Stored data:
━━━━

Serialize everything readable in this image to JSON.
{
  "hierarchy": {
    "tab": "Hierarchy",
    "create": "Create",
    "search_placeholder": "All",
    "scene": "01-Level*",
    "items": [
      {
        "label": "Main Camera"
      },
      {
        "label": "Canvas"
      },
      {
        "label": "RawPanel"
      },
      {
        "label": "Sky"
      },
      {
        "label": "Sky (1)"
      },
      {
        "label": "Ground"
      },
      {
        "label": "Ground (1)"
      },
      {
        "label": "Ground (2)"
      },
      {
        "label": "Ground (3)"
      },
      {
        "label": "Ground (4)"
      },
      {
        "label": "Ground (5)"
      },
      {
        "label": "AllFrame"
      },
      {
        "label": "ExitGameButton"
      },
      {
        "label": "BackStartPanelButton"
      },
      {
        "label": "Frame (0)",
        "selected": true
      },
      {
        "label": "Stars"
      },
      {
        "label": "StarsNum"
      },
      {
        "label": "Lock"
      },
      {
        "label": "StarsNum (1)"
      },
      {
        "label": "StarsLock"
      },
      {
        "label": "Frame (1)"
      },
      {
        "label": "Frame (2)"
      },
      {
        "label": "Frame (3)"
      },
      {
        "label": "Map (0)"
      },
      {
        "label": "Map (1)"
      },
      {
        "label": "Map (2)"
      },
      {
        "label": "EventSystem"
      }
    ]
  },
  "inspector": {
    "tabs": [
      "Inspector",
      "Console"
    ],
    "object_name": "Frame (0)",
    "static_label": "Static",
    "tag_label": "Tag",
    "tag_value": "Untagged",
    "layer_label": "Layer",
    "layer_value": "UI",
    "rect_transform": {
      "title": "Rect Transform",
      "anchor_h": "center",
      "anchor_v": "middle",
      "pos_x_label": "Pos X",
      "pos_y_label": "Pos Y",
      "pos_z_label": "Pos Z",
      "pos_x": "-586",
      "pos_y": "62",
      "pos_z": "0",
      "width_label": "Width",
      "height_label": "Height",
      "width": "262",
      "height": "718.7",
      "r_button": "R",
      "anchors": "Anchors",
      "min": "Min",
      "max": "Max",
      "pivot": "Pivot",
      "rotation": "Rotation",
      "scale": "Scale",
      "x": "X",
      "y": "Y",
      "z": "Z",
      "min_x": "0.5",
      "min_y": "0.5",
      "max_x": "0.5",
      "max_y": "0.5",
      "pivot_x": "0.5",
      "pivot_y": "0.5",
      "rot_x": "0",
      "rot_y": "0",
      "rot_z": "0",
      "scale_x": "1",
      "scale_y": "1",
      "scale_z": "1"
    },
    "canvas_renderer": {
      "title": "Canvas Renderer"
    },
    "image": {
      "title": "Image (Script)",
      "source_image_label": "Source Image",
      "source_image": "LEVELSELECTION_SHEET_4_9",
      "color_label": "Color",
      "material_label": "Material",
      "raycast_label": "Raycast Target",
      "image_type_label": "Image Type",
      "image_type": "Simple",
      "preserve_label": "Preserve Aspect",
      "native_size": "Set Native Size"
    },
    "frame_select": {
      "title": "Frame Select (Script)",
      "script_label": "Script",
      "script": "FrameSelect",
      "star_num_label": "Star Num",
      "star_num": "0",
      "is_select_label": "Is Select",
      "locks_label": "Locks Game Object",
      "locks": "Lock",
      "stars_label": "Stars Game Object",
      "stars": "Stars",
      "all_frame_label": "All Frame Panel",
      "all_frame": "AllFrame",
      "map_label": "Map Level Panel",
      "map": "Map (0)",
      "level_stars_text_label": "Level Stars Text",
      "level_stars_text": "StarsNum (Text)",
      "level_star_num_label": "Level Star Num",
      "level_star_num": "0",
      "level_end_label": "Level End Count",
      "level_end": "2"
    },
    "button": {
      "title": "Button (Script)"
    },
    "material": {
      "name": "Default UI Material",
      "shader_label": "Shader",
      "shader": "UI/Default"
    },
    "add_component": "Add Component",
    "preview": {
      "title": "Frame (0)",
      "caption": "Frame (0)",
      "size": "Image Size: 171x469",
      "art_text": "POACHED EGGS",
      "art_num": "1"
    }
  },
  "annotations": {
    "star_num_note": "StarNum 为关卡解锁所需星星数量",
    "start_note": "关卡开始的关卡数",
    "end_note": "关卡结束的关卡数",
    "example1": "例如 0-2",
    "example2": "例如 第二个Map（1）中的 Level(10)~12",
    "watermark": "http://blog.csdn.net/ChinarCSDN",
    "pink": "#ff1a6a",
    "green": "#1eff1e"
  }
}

━━━━

→ TASK REQUIREMENTS
Above are the records; copy all of them exactly.

→ WRITTEN ANSWER
Serialize everything readable in this image to JSON.
{
  "hierarchy": {
    "tab": "Hierarchy",
    "create": "Create",
    "search_placeholder": "All",
    "scene": "01-Level*",
    "items": [
      {
        "label": "Main Camera"
      },
      {
        "label": "Canvas"
      },
      {
        "label": "RawPanel"
      },
      {
        "label": "Sky"
      },
      {
        "label": "Sky (1)"
      },
      {
        "label": "Ground"
      },
      {
        "label": "Ground (1)"
      },
      {
        "label": "Ground (2)"
      },
      {
        "label": "Ground (3)"
      },
      {
        "label": "Ground (4)"
      },
      {
        "label": "Ground (5)"
      },
      {
        "label": "AllFrame"
      },
      {
        "label": "ExitGameButton"
      },
      {
        "label": "BackStartPanelButton"
      },
      {
        "label": "Frame (0)",
        "selected": true
      },
      {
        "label": "Stars"
      },
      {
        "label": "StarsNum"
      },
      {
        "label": "Lock"
      },
      {
        "label": "StarsNum (1)"
      },
      {
        "label": "StarsLock"
      },
      {
        "label": "Frame (1)"
      },
      {
        "label": "Frame (2)"
      },
      {
        "label": "Frame (3)"
      },
      {
        "label": "Map (0)"
      },
      {
        "label": "Map (1)"
      },
      {
        "label": "Map (2)"
      },
      {
        "label": "EventSystem"
      }
    ]
  },
  "inspector": {
    "tabs": [
      "Inspector",
      "Console"
    ],
    "object_name": "Frame (0)",
    "static_label": "Static",
    "tag_label": "Tag",
    "tag_value": "Untagged",
    "layer_label": "Layer",
    "layer_value": "UI",
    "rect_transform": {
      "title": "Rect Transform",
      "anchor_h": "center",
      "anchor_v": "middle",
      "pos_x_label": "Pos X",
      "pos_y_label": "Pos Y",
      "pos_z_label": "Pos Z",
      "pos_x": "-586",
      "pos_y": "62",
      "pos_z": "0",
      "width_label": "Width",
      "height_label": "Height",
      "width": "262",
      "height": "718.7",
      "r_button": "R",
      "anchors": "Anchors",
      "min": "Min",
      "max": "Max",
      "pivot": "Pivot",
      "rotation": "Rotation",
      "scale": "Scale",
      "x": "X",
      "y": "Y",
      "z": "Z",
      "min_x": "0.5",
      "min_y": "0.5",
      "max_x": "0.5",
      "max_y": "0.5",
      "pivot_x": "0.5",
      "pivot_y": "0.5",
      "rot_x": "0",
      "rot_y": "0",
      "rot_z": "0",
      "scale_x": "1",
      "scale_y": "1",
      "scale_z": "1"
    },
    "canvas_renderer": {
      "title": "Canvas Renderer"
    },
    "image": {
      "title": "Image (Script)",
      "source_image_label": "Source Image",
      "source_image": "LEVELSELECTION_SHEET_4_9",
      "color_label": "Color",
      "material_label": "Material",
      "raycast_label": "Raycast Target",
      "image_type_label": "Image Type",
      "image_type": "Simple",
      "preserve_label": "Preserve Aspect",
      "native_size": "Set Native Size"
    },
    "frame_select": {
      "title": "Frame Select (Script)",
      "script_label": "Script",
      "script": "FrameSelect",
      "star_num_label": "Star Num",
      "star_num": "0",
      "is_select_label": "Is Select",
      "locks_label": "Locks Game Object",
      "locks": "Lock",
      "stars_label": "Stars Game Object",
      "stars": "Stars",
      "all_frame_label": "All Frame Panel",
      "all_frame": "AllFrame",
      "map_label": "Map Level Panel",
      "map": "Map (0)",
      "level_stars_text_label": "Level Stars Text",
      "level_stars_text": "StarsNum (Text)",
      "level_star_num_label": "Level Star Num",
      "level_star_num": "0",
      "level_end_label": "Level End Count",
      "level_end": "2"
    },
    "button": {
      "title": "Button (Script)"
    },
    "material": {
      "name": "Default UI Material",
      "shader_label": "Shader",
      "shader": "UI/Default"
    },
    "add_component": "Add Component",
    "preview": {
      "title": "Frame (0)",
      "caption": "Frame (0)",
      "size": "Image Size: 171x469",
      "art_text": "POACHED EGGS",
      "art_num": "1"
    }
  },
  "annotations": {
    "star_num_note": "StarNum 为关卡解锁所需星星数量",
    "start_note": "关卡开始的关卡数",
    "end_note": "关卡结束的关卡数",
    "example1": "例如 0-2",
    "example2": "例如 第二个Map（1）中的 Level(10)~12",
    "watermark": "http://blog.csdn.net/ChinarCSDN",
    "pink": "#ff1a6a",
    "green": "#1eff1e"
  }
}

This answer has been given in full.